Reproduce all the lines below exactly and omit the images.

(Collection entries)
******************************
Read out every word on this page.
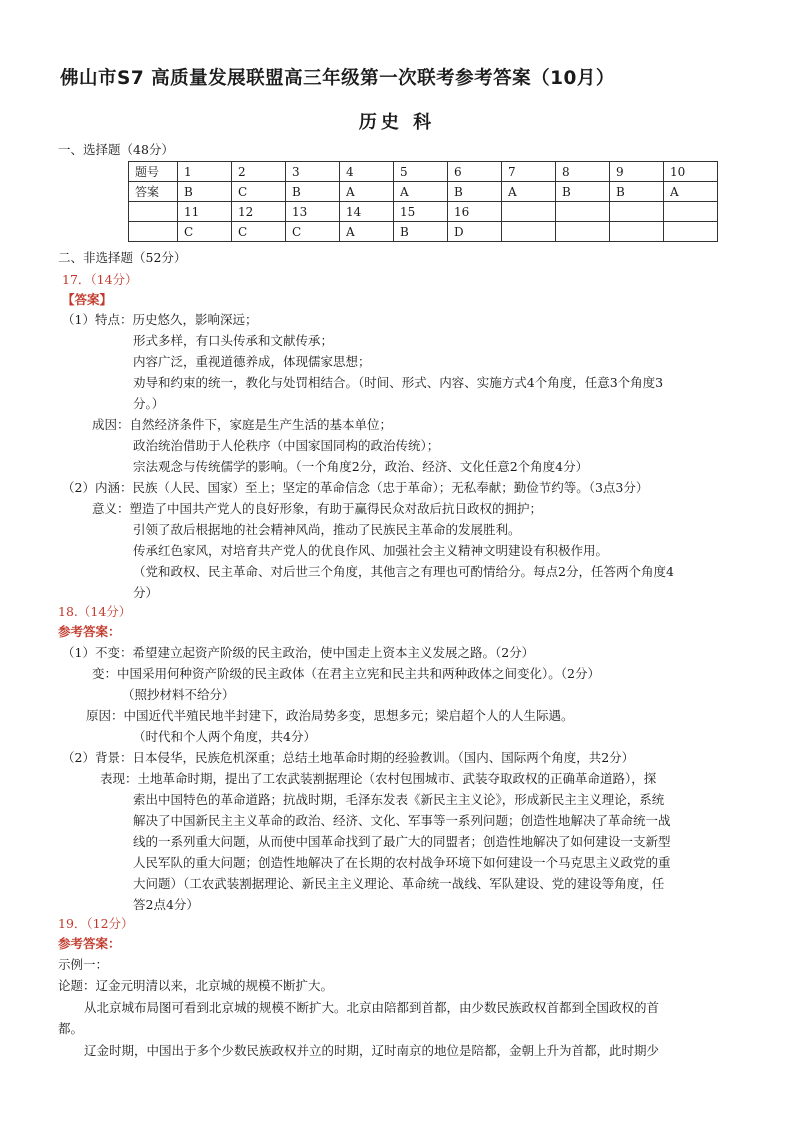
佛山市S7 高质量发展联盟高三年级第一次联考参考答案（10月）
历史 科
一、选择题（48分）
题号	1	2	3	4	5	6	7	8	9	10
答案	B	C	B	A	A	B	A	B	B	A
	11	12	13	14	15	16				
	C	C	C	A	B	D				
二、非选择题（52分）
17．（14分）
【答案】
（1）特点：历史悠久，影响深远；
形式多样，有口头传承和文献传承；
内容广泛，重视道德养成，体现儒家思想；
劝导和约束的统一，教化与处罚相结合。（时间、形式、内容、实施方式4个角度，任意3个角度3
分。）
成因：自然经济条件下，家庭是生产生活的基本单位；
政治统治借助于人伦秩序（中国家国同构的政治传统）；
宗法观念与传统儒学的影响。（一个角度2分，政治、经济、文化任意2个角度4分）
（2）内涵：民族（人民、国家）至上；坚定的革命信念（忠于革命）；无私奉献；勤俭节约等。（3点3分）
意义：塑造了中国共产党人的良好形象，有助于赢得民众对敌后抗日政权的拥护；
引领了敌后根据地的社会精神风尚，推动了民族民主革命的发展胜利。
传承红色家风，对培育共产党人的优良作风、加强社会主义精神文明建设有积极作用。
（党和政权、民主革命、对后世三个角度，其他言之有理也可酌情给分。每点2分，任答两个角度4
分）
18.（14分）
参考答案：
（1）不变：希望建立起资产阶级的民主政治，使中国走上资本主义发展之路。（2分）
变：中国采用何种资产阶级的民主政体（在君主立宪和民主共和两种政体之间变化）。（2分）
（照抄材料不给分）
原因：中国近代半殖民地半封建下，政治局势多变，思想多元；梁启超个人的人生际遇。
（时代和个人两个角度，共4分）
（2）背景：日本侵华，民族危机深重；总结土地革命时期的经验教训。（国内、国际两个角度，共2分）
表现：土地革命时期，提出了工农武装割据理论（农村包围城市、武装夺取政权的正确革命道路），探
索出中国特色的革命道路；抗战时期，毛泽东发表《新民主主义论》，形成新民主主义理论，系统
解决了中国新民主主义革命的政治、经济、文化、军事等一系列问题；创造性地解决了革命统一战
线的一系列重大问题，从而使中国革命找到了最广大的同盟者；创造性地解决了如何建设一支新型
人民军队的重大问题；创造性地解决了在长期的农村战争环境下如何建设一个马克思主义政党的重
大问题）（工农武装割据理论、新民主主义理论、革命统一战线、军队建设、党的建设等角度，任
答2点4分）
19．（12分）
参考答案：
示例一：
论题：辽金元明清以来，北京城的规模不断扩大。
从北京城布局图可看到北京城的规模不断扩大。北京由陪都到首都，由少数民族政权首都到全国政权的首
都。
辽金时期，中国出于多个少数民族政权并立的时期，辽时南京的地位是陪都，金朝上升为首都，此时期少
******************************
Result of the exercise =>
Read out every word on this page.
佛山市S7 高质量发展联盟高三年级第一次联考参考答案（10月）
历史 科
一、选择题（48分）
题号	1	2	3	4	5	6	7	8	9	10
答案	B	C	B	A	A	B	A	B	B	A
	11	12	13	14	15	16				
	C	C	C	A	B	D				
二、非选择题（52分）
17．（14分）
【答案】
（1）特点：历史悠久，影响深远；
形式多样，有口头传承和文献传承；
内容广泛，重视道德养成，体现儒家思想；
劝导和约束的统一，教化与处罚相结合。（时间、形式、内容、实施方式4个角度，任意3个角度3
分。）
成因：自然经济条件下，家庭是生产生活的基本单位；
政治统治借助于人伦秩序（中国家国同构的政治传统）；
宗法观念与传统儒学的影响。（一个角度2分，政治、经济、文化任意2个角度4分）
（2）内涵：民族（人民、国家）至上；坚定的革命信念（忠于革命）；无私奉献；勤俭节约等。（3点3分）
意义：塑造了中国共产党人的良好形象，有助于赢得民众对敌后抗日政权的拥护；
引领了敌后根据地的社会精神风尚，推动了民族民主革命的发展胜利。
传承红色家风，对培育共产党人的优良作风、加强社会主义精神文明建设有积极作用。
（党和政权、民主革命、对后世三个角度，其他言之有理也可酌情给分。每点2分，任答两个角度4
分）
18.（14分）
参考答案：
（1）不变：希望建立起资产阶级的民主政治，使中国走上资本主义发展之路。（2分）
变：中国采用何种资产阶级的民主政体（在君主立宪和民主共和两种政体之间变化）。（2分）
（照抄材料不给分）
原因：中国近代半殖民地半封建下，政治局势多变，思想多元；梁启超个人的人生际遇。
（时代和个人两个角度，共4分）
（2）背景：日本侵华，民族危机深重；总结土地革命时期的经验教训。（国内、国际两个角度，共2分）
表现：土地革命时期，提出了工农武装割据理论（农村包围城市、武装夺取政权的正确革命道路），探
索出中国特色的革命道路；抗战时期，毛泽东发表《新民主主义论》，形成新民主主义理论，系统
解决了中国新民主主义革命的政治、经济、文化、军事等一系列问题；创造性地解决了革命统一战
线的一系列重大问题，从而使中国革命找到了最广大的同盟者；创造性地解决了如何建设一支新型
人民军队的重大问题；创造性地解决了在长期的农村战争环境下如何建设一个马克思主义政党的重
大问题）（工农武装割据理论、新民主主义理论、革命统一战线、军队建设、党的建设等角度，任
答2点4分）
19．（12分）
参考答案：
示例一：
论题：辽金元明清以来，北京城的规模不断扩大。
从北京城布局图可看到北京城的规模不断扩大。北京由陪都到首都，由少数民族政权首都到全国政权的首
都。
辽金时期，中国出于多个少数民族政权并立的时期，辽时南京的地位是陪都，金朝上升为首都，此时期少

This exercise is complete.